*Dataset extract*:
******************************
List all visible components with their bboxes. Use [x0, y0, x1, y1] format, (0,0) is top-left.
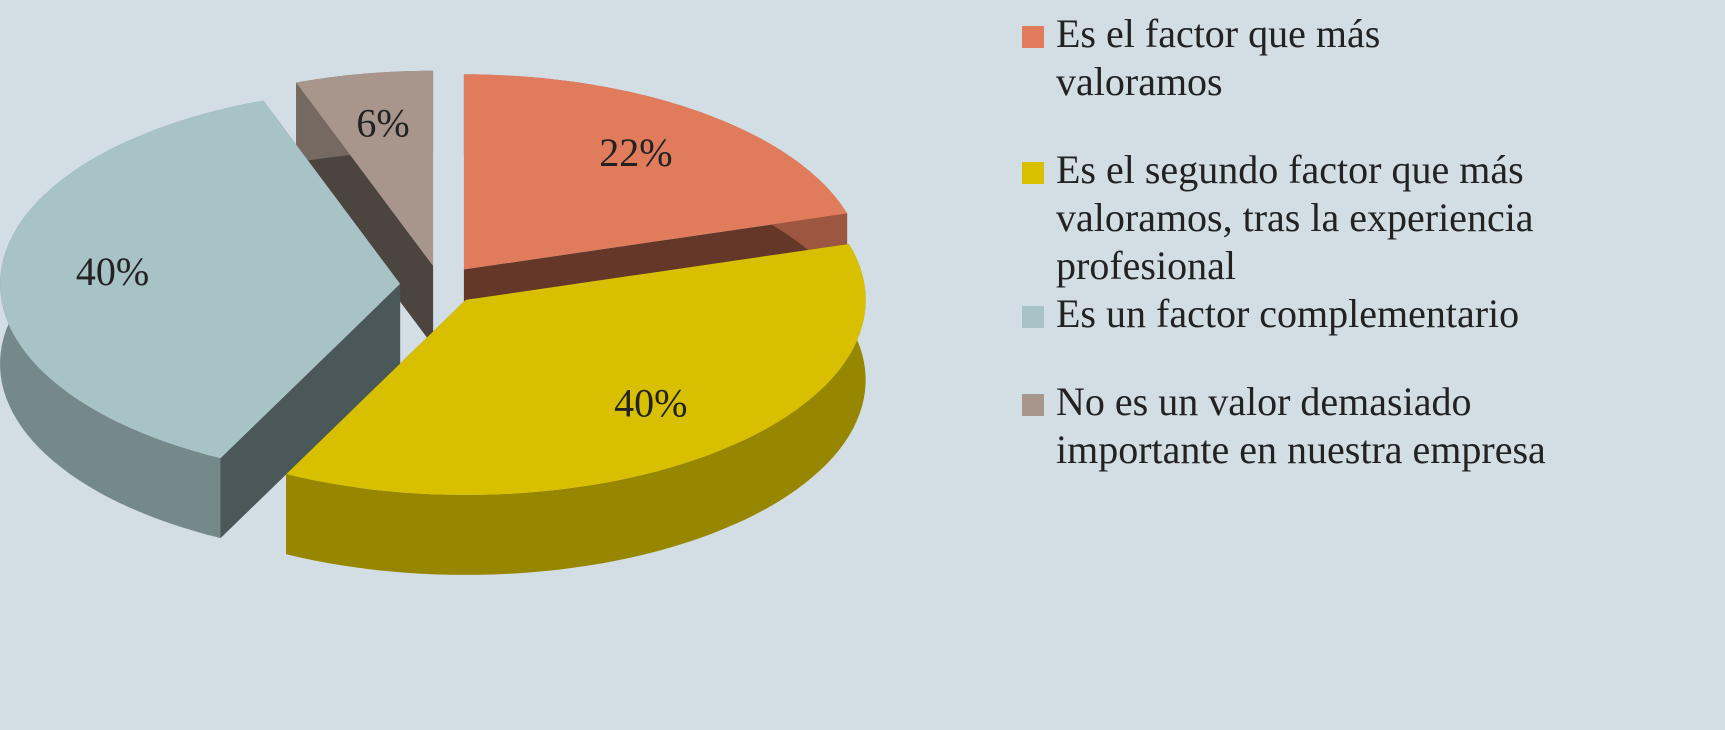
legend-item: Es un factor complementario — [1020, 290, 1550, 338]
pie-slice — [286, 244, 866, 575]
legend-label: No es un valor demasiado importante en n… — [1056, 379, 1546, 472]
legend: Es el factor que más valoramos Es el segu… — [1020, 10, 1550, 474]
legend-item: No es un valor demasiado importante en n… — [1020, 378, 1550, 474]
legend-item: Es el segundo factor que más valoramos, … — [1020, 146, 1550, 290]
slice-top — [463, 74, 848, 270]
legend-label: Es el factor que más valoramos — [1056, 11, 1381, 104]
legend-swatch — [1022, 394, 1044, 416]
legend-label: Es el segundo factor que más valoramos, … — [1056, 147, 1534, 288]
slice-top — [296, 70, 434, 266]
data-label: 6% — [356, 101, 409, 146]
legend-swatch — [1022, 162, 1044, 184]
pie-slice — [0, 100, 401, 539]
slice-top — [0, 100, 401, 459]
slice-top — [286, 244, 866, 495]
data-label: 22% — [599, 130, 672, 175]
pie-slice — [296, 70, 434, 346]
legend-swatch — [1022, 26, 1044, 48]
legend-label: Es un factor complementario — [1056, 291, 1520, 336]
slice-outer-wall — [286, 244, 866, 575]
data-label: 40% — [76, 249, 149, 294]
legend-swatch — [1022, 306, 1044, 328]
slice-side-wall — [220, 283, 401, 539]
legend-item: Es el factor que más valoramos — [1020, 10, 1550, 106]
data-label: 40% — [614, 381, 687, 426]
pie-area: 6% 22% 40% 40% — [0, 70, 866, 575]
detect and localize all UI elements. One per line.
******************************
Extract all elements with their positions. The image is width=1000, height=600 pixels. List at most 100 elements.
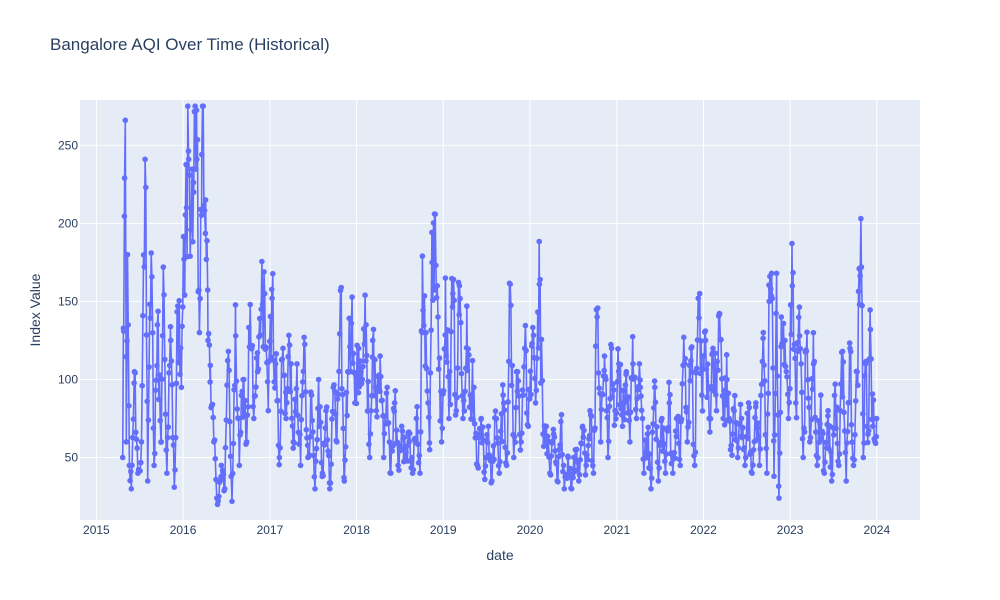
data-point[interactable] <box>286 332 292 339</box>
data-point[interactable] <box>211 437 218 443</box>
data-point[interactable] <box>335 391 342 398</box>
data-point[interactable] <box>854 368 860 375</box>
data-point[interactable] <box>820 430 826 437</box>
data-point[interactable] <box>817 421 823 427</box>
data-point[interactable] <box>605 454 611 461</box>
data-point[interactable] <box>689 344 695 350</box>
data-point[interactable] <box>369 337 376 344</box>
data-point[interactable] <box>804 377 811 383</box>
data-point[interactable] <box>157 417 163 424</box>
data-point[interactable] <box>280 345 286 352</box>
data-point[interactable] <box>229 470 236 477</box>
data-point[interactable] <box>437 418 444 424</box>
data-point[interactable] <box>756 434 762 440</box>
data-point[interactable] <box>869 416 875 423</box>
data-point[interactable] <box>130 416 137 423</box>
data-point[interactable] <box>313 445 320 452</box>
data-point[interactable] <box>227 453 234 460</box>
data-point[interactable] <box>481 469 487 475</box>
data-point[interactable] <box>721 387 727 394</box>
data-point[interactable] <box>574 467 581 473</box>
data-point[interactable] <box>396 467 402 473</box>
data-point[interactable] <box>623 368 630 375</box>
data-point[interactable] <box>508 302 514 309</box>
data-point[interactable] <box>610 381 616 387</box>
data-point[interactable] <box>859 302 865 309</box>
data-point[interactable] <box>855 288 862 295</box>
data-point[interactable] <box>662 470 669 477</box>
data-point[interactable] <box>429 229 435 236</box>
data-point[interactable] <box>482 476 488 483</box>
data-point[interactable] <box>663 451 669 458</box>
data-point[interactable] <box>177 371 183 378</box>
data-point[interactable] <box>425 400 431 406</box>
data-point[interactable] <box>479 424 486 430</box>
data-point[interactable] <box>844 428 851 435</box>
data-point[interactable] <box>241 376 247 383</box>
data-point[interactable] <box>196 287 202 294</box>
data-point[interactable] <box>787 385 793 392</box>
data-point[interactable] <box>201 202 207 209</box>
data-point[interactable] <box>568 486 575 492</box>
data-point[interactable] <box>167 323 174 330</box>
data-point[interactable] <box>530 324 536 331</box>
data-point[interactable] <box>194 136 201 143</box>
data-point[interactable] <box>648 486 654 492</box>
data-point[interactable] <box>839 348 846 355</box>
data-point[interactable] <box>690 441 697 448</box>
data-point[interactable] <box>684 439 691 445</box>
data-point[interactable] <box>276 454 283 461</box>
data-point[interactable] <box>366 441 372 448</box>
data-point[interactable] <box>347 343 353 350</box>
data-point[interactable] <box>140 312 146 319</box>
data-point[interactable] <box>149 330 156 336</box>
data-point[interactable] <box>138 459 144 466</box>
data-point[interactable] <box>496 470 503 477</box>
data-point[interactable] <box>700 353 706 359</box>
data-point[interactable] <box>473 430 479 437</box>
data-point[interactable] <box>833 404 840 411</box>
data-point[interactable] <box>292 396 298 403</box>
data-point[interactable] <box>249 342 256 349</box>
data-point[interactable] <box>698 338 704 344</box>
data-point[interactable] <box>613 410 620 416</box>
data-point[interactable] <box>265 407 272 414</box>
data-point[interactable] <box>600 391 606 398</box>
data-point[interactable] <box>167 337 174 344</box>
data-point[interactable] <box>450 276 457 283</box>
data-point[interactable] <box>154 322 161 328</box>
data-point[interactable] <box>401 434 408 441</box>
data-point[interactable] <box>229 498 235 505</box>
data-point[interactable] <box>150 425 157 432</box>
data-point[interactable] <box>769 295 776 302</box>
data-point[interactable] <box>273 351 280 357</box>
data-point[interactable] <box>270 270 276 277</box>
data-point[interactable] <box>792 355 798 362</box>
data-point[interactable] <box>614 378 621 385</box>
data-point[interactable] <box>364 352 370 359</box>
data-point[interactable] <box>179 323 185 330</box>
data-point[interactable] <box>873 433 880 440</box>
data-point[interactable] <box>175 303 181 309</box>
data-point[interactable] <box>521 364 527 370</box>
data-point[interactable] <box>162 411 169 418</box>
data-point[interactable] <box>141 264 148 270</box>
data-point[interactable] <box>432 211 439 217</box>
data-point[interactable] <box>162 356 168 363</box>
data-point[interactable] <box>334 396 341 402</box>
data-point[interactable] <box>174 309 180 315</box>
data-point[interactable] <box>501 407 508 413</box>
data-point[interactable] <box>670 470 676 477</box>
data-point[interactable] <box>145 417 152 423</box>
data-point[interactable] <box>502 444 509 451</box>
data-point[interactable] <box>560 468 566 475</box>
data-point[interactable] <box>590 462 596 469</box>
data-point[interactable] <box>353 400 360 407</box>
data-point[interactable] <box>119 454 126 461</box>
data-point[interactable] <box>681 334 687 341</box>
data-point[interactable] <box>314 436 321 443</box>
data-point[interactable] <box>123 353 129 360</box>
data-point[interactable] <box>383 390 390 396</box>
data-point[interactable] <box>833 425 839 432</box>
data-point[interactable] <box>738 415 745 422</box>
******************************
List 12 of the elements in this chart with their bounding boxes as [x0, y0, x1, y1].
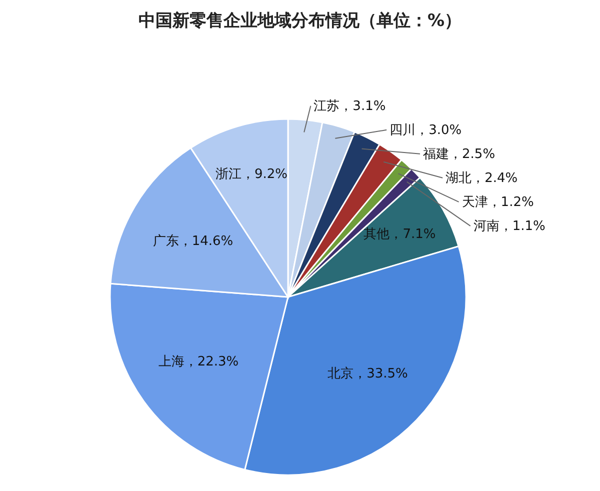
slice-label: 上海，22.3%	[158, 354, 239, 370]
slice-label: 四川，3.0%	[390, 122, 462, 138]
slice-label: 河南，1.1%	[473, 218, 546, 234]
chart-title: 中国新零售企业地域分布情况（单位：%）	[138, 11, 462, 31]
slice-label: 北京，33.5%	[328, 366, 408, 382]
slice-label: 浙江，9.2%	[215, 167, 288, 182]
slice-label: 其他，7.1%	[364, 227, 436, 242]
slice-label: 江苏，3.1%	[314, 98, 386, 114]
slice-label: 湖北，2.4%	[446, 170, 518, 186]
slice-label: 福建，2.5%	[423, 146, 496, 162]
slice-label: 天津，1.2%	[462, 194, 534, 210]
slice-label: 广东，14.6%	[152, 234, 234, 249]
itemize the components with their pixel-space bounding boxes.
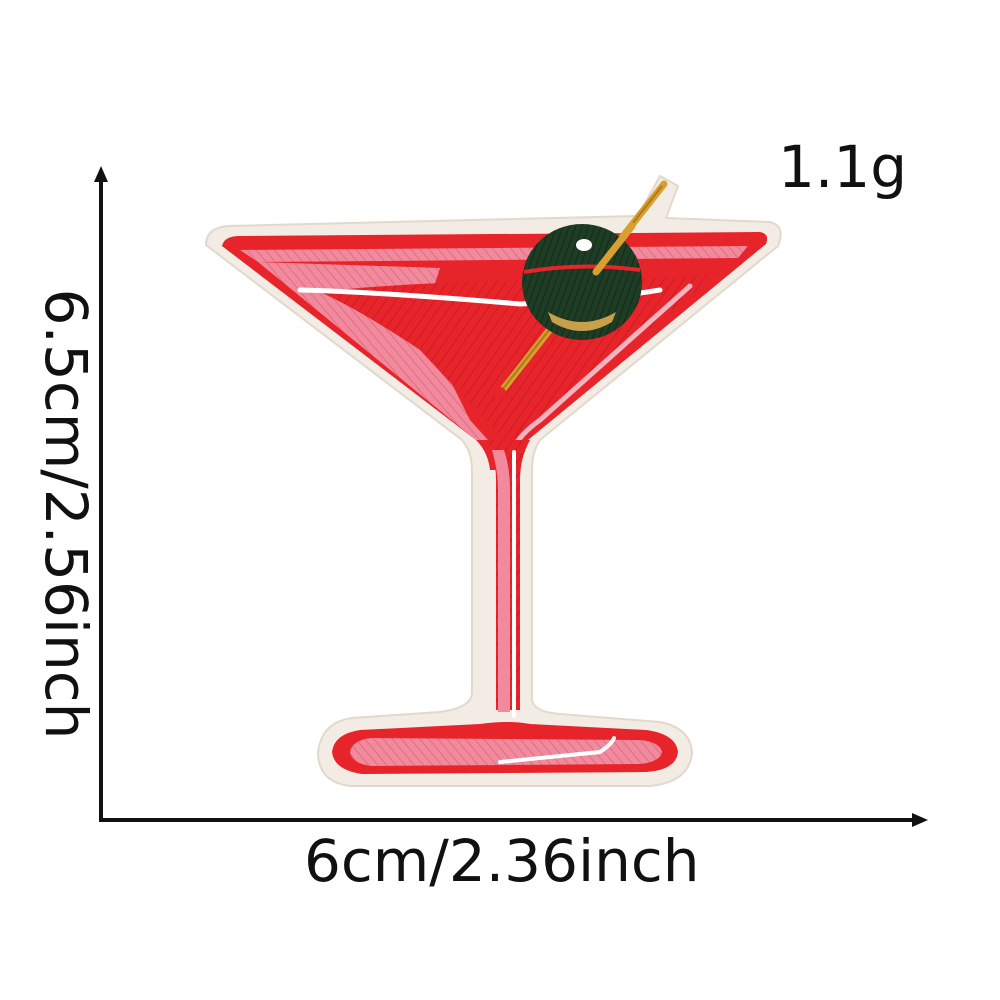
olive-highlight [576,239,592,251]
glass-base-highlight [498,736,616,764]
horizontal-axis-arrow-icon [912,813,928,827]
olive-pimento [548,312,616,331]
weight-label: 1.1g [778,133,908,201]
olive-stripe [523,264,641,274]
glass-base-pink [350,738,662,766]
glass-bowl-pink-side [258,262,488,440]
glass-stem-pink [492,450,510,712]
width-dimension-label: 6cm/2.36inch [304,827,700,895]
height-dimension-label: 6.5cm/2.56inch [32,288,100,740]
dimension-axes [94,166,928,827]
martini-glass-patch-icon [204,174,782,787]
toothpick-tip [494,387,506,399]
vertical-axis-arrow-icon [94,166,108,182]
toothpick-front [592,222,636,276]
******************************
Pull out every line of the records above that contains the string "toothpick". Matching is case-sensitive.

*Solved problem*:
toothpick-tip [494,387,506,399]
toothpick-front [592,222,636,276]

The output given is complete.